• Data
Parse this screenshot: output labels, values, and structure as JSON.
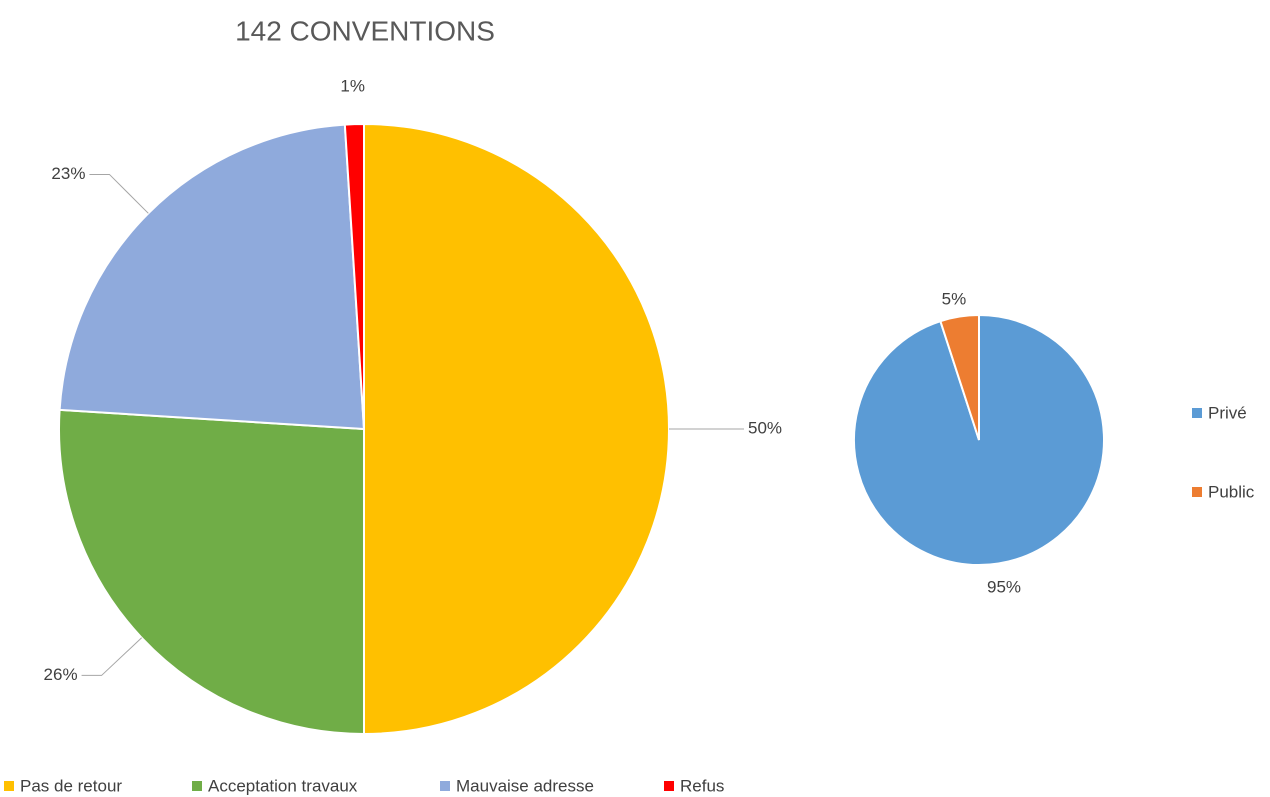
{
  "chart_data": [
    {
      "type": "pie",
      "title": "142 CONVENTIONS",
      "categories": [
        "Pas de retour",
        "Acceptation travaux",
        "Mauvaise adresse",
        "Refus"
      ],
      "values": [
        50,
        26,
        23,
        1
      ],
      "value_labels": [
        "50%",
        "26%",
        "23%",
        "1%"
      ],
      "colors": [
        "#ffc000",
        "#70ad47",
        "#8faadc",
        "#ff0000"
      ],
      "legend": "bottom"
    },
    {
      "type": "pie",
      "categories": [
        "Privé",
        "Public"
      ],
      "values": [
        95,
        5
      ],
      "value_labels": [
        "95%",
        "5%"
      ],
      "colors": [
        "#5b9bd5",
        "#ed7d31"
      ],
      "legend": "right"
    }
  ]
}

• Goal of the exercise
Transcribe every record above exactly as written, leaving out any pictures.

• The result
Parse this screenshot: output labels, values, and structure as JSON.
{
  "chart_data": [
    {
      "type": "pie",
      "title": "142 CONVENTIONS",
      "categories": [
        "Pas de retour",
        "Acceptation travaux",
        "Mauvaise adresse",
        "Refus"
      ],
      "values": [
        50,
        26,
        23,
        1
      ],
      "value_labels": [
        "50%",
        "26%",
        "23%",
        "1%"
      ],
      "colors": [
        "#ffc000",
        "#70ad47",
        "#8faadc",
        "#ff0000"
      ],
      "legend": "bottom"
    },
    {
      "type": "pie",
      "categories": [
        "Privé",
        "Public"
      ],
      "values": [
        95,
        5
      ],
      "value_labels": [
        "95%",
        "5%"
      ],
      "colors": [
        "#5b9bd5",
        "#ed7d31"
      ],
      "legend": "right"
    }
  ]
}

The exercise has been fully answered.